* _Written problem_:
Can you print every record below exactly as written?

* _Information shown_:
Begin

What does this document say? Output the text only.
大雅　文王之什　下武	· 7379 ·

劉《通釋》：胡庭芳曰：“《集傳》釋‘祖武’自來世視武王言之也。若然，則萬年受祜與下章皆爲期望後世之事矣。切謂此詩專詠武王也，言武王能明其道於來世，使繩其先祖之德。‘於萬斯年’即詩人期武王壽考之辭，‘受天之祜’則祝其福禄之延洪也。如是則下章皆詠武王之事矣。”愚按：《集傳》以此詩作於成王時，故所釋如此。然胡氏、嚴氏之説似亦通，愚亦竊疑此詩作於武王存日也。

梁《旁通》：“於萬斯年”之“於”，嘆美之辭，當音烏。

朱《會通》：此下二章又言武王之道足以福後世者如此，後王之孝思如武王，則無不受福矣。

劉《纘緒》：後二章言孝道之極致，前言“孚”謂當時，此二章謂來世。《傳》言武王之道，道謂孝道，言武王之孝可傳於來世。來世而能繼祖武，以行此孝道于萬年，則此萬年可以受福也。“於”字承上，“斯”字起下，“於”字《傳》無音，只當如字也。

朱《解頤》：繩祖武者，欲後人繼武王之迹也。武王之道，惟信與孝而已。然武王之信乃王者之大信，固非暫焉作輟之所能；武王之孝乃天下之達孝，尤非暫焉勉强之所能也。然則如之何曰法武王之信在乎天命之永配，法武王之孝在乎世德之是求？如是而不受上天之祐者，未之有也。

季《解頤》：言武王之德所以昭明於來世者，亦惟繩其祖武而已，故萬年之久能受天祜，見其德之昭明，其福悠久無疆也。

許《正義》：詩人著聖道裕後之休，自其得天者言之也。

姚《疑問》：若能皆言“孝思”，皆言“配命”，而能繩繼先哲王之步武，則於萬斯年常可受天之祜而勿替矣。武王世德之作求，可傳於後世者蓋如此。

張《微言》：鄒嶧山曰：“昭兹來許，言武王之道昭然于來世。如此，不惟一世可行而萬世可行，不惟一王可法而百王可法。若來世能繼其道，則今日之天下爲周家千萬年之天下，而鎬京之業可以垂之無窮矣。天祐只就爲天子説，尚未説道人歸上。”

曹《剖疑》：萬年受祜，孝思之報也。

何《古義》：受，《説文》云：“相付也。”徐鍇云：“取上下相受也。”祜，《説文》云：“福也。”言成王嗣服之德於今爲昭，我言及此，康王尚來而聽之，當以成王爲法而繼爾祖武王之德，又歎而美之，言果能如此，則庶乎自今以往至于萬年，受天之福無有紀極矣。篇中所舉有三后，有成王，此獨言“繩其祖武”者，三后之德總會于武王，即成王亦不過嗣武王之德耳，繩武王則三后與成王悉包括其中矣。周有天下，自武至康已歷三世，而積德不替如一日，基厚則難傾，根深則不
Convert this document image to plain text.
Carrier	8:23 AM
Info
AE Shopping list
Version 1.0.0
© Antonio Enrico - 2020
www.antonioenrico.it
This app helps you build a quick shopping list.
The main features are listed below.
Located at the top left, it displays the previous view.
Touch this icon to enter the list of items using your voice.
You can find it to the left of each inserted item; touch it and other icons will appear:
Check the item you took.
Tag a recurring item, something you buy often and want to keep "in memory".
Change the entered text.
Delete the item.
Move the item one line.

End

* _Result of this exercise_:
What does this document say? Output the text only.
大雅　文王之什　下武	· 7379 ·

劉《通釋》：胡庭芳曰：“《集傳》釋‘祖武’自來世視武王言之也。若然，則萬年受祜與下章皆爲期望後世之事矣。切謂此詩專詠武王也，言武王能明其道於來世，使繩其先祖之德。‘於萬斯年’即詩人期武王壽考之辭，‘受天之祜’則祝其福禄之延洪也。如是則下章皆詠武王之事矣。”愚按：《集傳》以此詩作於成王時，故所釋如此。然胡氏、嚴氏之説似亦通，愚亦竊疑此詩作於武王存日也。

梁《旁通》：“於萬斯年”之“於”，嘆美之辭，當音烏。

朱《會通》：此下二章又言武王之道足以福後世者如此，後王之孝思如武王，則無不受福矣。

劉《纘緒》：後二章言孝道之極致，前言“孚”謂當時，此二章謂來世。《傳》言武王之道，道謂孝道，言武王之孝可傳於來世。來世而能繼祖武，以行此孝道于萬年，則此萬年可以受福也。“於”字承上，“斯”字起下，“於”字《傳》無音，只當如字也。

朱《解頤》：繩祖武者，欲後人繼武王之迹也。武王之道，惟信與孝而已。然武王之信乃王者之大信，固非暫焉作輟之所能；武王之孝乃天下之達孝，尤非暫焉勉强之所能也。然則如之何曰法武王之信在乎天命之永配，法武王之孝在乎世德之是求？如是而不受上天之祐者，未之有也。

季《解頤》：言武王之德所以昭明於來世者，亦惟繩其祖武而已，故萬年之久能受天祜，見其德之昭明，其福悠久無疆也。

許《正義》：詩人著聖道裕後之休，自其得天者言之也。

姚《疑問》：若能皆言“孝思”，皆言“配命”，而能繩繼先哲王之步武，則於萬斯年常可受天之祜而勿替矣。武王世德之作求，可傳於後世者蓋如此。

張《微言》：鄒嶧山曰：“昭兹來許，言武王之道昭然于來世。如此，不惟一世可行而萬世可行，不惟一王可法而百王可法。若來世能繼其道，則今日之天下爲周家千萬年之天下，而鎬京之業可以垂之無窮矣。天祐只就爲天子説，尚未説道人歸上。”

曹《剖疑》：萬年受祜，孝思之報也。

何《古義》：受，《説文》云：“相付也。”徐鍇云：“取上下相受也。”祜，《説文》云：“福也。”言成王嗣服之德於今爲昭，我言及此，康王尚來而聽之，當以成王爲法而繼爾祖武王之德，又歎而美之，言果能如此，則庶乎自今以往至于萬年，受天之福無有紀極矣。篇中所舉有三后，有成王，此獨言“繩其祖武”者，三后之德總會于武王，即成王亦不過嗣武王之德耳，繩武王則三后與成王悉包括其中矣。周有天下，自武至康已歷三世，而積德不替如一日，基厚則難傾，根深則不
Convert this document image to plain text.
Carrier	8:23 AM
Info
AE Shopping list
Version 1.0.0
© Antonio Enrico - 2020
www.antonioenrico.it
This app helps you build a quick shopping list.
The main features are listed below.
Located at the top left, it displays the previous view.
Touch this icon to enter the list of items using your voice.
You can find it to the left of each inserted item; touch it and other icons will appear:
Check the item you took.
Tag a recurring item, something you buy often and want to keep "in memory".
Change the entered text.
Delete the item.
Move the item one line.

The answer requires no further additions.